Aim of the task: Scan the lines below for the word "zich". Copy each line you find it in.

Stored rows:
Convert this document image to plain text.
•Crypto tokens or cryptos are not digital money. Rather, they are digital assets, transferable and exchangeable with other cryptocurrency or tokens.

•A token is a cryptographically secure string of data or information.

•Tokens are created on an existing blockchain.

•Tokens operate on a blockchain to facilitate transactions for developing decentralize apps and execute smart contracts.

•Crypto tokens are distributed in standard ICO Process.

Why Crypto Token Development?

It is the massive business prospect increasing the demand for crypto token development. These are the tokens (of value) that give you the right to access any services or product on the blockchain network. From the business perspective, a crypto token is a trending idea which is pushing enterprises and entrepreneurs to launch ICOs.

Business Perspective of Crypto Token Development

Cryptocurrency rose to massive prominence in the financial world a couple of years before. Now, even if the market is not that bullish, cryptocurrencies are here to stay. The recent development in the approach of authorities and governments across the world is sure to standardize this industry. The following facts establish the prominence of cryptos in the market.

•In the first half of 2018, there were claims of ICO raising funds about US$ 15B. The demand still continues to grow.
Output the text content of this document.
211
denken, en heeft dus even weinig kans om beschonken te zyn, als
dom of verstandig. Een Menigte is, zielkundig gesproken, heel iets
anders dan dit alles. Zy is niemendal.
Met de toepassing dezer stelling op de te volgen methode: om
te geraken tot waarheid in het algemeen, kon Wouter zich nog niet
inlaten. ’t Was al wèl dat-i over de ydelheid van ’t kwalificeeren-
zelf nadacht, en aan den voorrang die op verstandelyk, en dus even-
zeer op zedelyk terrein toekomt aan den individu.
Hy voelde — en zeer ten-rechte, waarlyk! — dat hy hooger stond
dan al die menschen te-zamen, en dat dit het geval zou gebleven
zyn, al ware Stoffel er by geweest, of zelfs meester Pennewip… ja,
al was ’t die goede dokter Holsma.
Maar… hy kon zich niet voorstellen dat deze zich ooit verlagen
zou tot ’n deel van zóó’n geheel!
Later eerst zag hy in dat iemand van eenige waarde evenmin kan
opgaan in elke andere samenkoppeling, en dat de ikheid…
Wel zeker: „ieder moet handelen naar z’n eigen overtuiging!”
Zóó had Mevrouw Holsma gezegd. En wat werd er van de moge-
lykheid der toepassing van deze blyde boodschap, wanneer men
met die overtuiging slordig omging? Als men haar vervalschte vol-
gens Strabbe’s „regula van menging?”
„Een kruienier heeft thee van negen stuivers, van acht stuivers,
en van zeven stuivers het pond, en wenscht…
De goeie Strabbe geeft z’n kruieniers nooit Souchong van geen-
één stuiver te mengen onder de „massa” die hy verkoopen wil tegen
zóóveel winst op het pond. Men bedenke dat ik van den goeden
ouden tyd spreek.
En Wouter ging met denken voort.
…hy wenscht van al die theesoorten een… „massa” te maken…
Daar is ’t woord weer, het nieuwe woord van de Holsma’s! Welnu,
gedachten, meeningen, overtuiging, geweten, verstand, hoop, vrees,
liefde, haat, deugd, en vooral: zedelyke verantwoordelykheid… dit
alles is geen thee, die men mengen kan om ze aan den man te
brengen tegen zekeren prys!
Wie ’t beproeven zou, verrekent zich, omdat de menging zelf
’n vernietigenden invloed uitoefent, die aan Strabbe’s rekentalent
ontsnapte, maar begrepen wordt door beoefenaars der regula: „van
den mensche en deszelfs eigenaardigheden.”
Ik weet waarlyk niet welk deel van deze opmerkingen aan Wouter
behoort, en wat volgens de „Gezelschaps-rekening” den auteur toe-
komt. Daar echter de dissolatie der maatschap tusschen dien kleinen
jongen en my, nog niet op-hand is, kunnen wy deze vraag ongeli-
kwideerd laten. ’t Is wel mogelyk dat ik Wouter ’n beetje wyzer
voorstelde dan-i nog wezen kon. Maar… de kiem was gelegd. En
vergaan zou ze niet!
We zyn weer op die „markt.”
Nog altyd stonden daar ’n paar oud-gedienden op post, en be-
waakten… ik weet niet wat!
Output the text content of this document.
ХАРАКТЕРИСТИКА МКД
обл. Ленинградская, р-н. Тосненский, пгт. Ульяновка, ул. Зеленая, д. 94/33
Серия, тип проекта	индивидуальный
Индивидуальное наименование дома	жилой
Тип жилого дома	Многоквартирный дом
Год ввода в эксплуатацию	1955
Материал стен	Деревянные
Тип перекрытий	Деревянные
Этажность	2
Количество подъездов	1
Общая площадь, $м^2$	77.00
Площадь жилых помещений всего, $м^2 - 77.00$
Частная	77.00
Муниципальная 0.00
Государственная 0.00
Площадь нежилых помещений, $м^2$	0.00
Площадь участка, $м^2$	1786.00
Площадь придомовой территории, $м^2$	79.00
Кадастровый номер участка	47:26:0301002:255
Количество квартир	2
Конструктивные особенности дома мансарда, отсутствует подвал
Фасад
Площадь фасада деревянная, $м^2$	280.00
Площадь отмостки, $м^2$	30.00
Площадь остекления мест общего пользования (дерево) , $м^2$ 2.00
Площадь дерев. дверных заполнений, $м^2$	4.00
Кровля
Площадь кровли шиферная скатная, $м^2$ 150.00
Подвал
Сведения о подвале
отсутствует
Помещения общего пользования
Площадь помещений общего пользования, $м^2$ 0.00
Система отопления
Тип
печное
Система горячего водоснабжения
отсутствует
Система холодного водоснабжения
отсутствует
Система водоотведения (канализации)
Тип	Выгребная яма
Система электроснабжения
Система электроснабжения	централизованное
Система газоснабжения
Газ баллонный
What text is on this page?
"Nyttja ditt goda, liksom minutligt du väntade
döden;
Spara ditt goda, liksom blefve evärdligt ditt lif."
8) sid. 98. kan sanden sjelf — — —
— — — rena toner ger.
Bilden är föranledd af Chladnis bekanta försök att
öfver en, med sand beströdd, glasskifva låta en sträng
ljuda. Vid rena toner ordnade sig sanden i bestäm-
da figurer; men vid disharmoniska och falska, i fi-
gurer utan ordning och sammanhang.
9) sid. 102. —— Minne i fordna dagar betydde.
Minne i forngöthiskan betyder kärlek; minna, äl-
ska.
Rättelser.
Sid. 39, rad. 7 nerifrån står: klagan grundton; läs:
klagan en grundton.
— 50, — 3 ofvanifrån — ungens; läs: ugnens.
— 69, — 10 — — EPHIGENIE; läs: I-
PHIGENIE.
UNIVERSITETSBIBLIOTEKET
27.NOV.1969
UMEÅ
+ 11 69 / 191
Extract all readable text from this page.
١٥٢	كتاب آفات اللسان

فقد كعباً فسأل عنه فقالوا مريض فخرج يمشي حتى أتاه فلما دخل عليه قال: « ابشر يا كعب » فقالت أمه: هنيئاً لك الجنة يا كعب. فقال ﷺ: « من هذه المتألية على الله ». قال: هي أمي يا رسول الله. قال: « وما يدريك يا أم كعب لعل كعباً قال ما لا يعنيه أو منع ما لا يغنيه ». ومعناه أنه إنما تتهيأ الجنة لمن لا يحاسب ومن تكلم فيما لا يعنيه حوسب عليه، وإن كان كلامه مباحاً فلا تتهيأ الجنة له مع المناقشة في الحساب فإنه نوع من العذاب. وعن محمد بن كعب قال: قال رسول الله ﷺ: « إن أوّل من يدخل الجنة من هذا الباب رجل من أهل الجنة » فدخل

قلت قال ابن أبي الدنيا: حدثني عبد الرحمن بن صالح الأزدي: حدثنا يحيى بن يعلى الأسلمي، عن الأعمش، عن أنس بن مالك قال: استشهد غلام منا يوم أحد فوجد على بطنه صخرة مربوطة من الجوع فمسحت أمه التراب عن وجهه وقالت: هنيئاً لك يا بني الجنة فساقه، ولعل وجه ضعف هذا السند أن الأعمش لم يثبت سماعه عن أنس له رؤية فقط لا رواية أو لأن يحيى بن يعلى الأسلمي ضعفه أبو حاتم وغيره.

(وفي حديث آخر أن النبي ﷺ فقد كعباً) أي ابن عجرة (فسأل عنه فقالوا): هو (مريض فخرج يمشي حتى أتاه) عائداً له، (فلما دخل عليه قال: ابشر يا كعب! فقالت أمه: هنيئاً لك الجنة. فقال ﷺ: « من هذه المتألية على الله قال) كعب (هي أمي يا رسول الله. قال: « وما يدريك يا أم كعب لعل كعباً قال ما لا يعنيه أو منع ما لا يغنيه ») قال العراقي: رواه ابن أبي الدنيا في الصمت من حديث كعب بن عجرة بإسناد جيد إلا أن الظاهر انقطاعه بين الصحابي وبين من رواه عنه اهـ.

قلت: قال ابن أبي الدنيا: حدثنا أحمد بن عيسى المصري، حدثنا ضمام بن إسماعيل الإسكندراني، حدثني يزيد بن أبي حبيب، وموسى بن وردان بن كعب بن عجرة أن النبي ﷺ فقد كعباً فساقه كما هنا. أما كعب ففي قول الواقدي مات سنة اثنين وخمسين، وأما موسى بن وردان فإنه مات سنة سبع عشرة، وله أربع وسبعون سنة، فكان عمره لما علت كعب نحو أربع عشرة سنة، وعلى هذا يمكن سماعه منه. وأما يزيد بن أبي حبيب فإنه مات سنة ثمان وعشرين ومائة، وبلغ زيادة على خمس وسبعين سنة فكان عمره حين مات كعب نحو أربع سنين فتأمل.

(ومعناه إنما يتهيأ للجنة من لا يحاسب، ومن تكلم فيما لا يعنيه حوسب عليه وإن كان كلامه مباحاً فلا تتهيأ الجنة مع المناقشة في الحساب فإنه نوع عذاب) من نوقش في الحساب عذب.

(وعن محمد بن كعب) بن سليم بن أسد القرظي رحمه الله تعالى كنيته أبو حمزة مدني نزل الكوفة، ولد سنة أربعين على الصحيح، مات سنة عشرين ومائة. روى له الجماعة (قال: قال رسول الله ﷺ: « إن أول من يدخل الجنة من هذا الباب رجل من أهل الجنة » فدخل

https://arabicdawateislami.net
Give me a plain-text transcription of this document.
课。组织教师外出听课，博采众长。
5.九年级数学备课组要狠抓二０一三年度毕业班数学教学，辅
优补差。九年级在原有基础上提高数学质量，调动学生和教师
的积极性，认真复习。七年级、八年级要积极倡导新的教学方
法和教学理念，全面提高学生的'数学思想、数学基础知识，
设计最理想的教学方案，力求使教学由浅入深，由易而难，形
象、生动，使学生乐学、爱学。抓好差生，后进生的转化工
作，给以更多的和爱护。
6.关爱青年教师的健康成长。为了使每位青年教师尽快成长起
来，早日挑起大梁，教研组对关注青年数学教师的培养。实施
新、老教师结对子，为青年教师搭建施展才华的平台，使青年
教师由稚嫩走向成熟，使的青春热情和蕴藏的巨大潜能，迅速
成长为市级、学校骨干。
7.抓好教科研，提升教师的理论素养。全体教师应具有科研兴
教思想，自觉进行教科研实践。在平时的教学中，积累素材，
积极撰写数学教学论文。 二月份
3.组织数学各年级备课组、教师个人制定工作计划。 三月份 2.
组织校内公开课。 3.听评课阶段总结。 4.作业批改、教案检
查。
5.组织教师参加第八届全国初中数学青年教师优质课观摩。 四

Exercise result:
te geraken tot waarheid in het algemeen, kon Wouter zich nog niet
Maar… hy kon zich niet voorstellen dat deze zich ooit verlagen
Wie ’t beproeven zou, verrekent zich, omdat de menging zelf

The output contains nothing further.